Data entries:
--- Begin ---
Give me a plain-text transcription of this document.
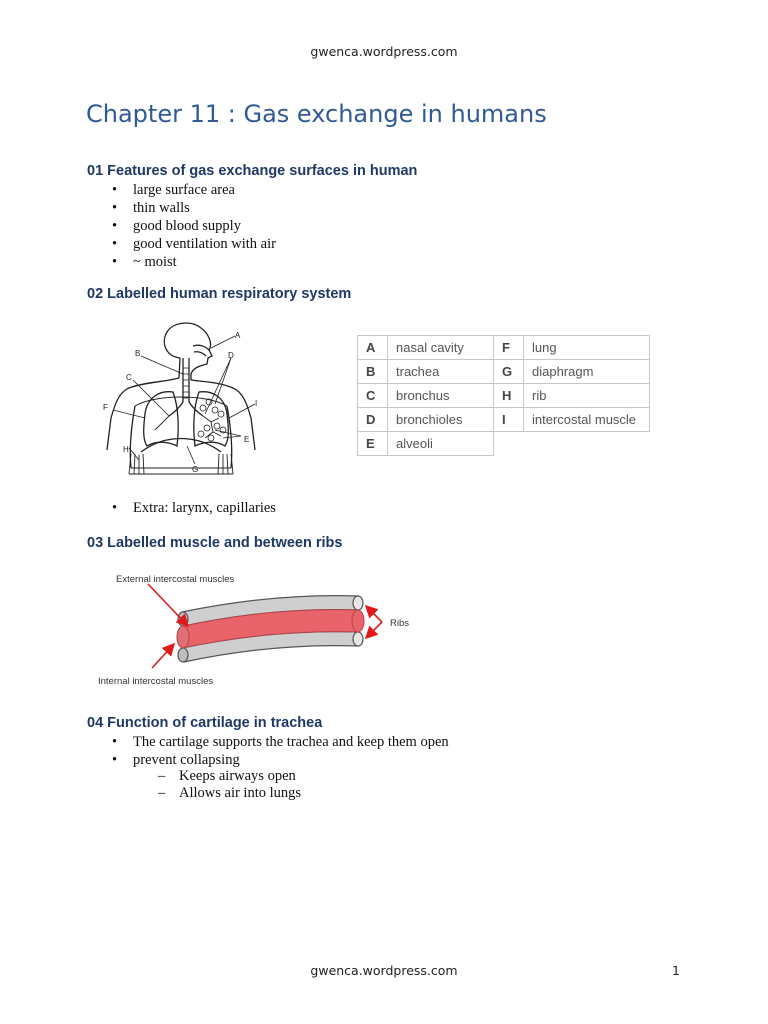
gwenca.wordpress.com
Chapter 11 : Gas exchange in humans
01 Features of gas exchange surfaces in human
• large surface area
• thin walls
• good blood supply
• good ventilation with air
• ~ moist
02 Labelled human respiratory system
A
B
C
D
E
F
G
H
I
A	nasal cavity	F	lung
B	trachea	G	diaphragm
C	bronchus	H	rib
D	bronchioles	I	intercostal muscle
E	alveoli		
• Extra: larynx, capillaries
03 Labelled muscle and between ribs
External intercostal muscles
Ribs
Internal intercostal muscles
04 Function of cartilage in trachea
• The cartilage supports the trachea and keep them open
• prevent collapsing
– Keeps airways open
– Allows air into lungs
gwenca.wordpress.com	1
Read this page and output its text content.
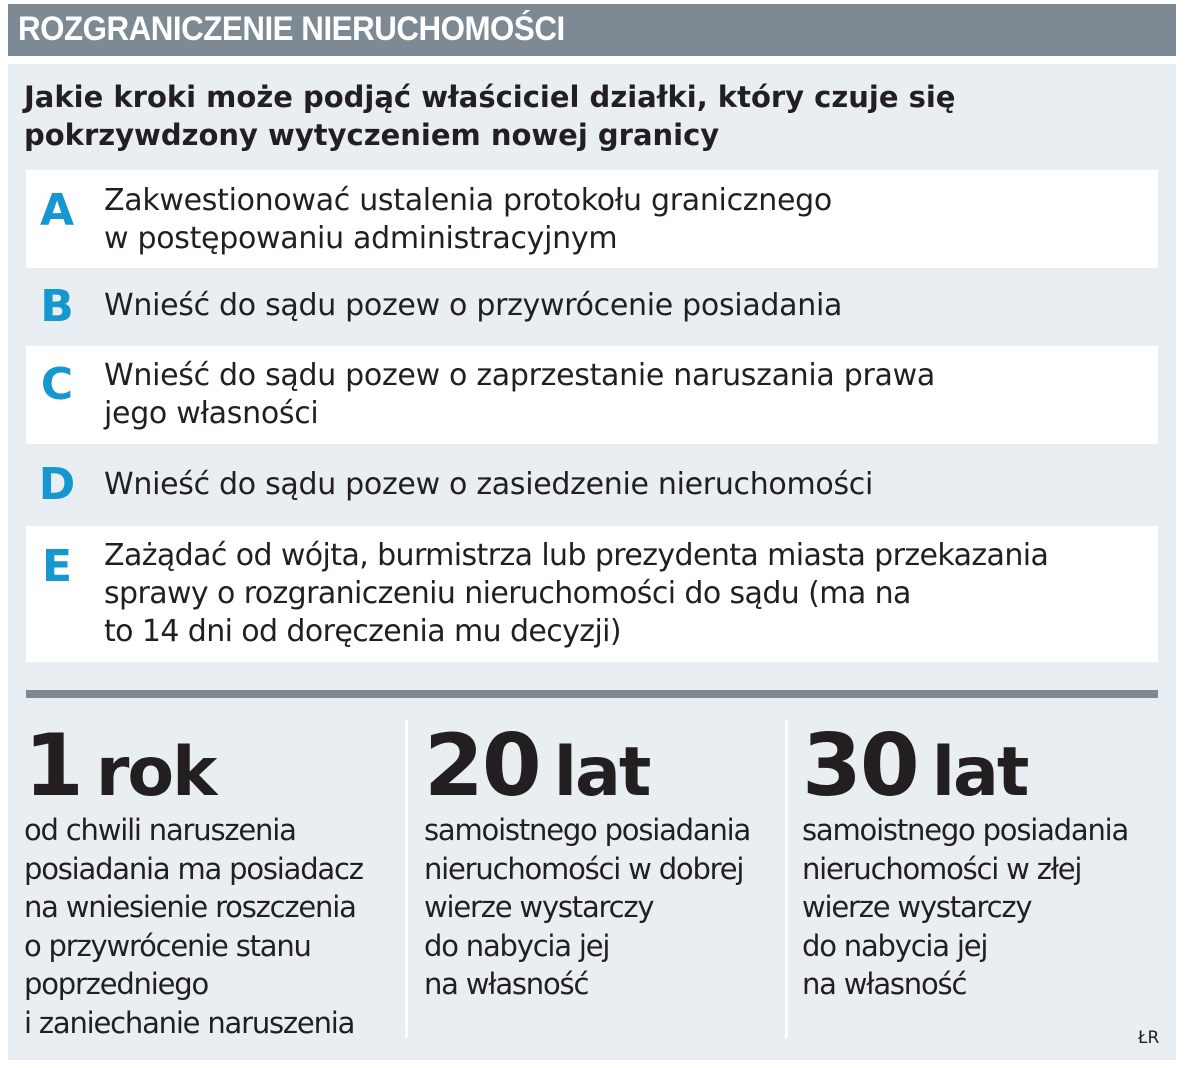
ROZGRANICZENIE NIERUCHOMOŚCI
Jakie kroki może podjąć właściciel działki, który czuje się
pokrzywdzony wytyczeniem nowej granicy
A Zakwestionować ustalenia protokołu granicznego
w postępowaniu administracyjnym
B Wnieść do sądu pozew o przywrócenie posiadania
C Wnieść do sądu pozew o zaprzestanie naruszania prawa
jego własności
D Wnieść do sądu pozew o zasiedzenie nieruchomości
E Zażądać od wójta, burmistrza lub prezydenta miasta przekazania
sprawy o rozgraniczeniu nieruchomości do sądu (ma na
to 14 dni od doręczenia mu decyzji)
1 rok
od chwili naruszenia
posiadania ma posiadacz
na wniesienie roszczenia
o przywrócenie stanu
poprzedniego
i zaniechanie naruszenia
20 lat
samoistnego posiadania
nieruchomości w dobrej
wierze wystarczy
do nabycia jej
na własność
30 lat
samoistnego posiadania
nieruchomości w złej
wierze wystarczy
do nabycia jej
na własność
ŁR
--- End ---
- _INSTRUCTION_: Determine how many lines of the entries above carry the string "cartilage", and give that number alone.

- _RESPONSE_: 2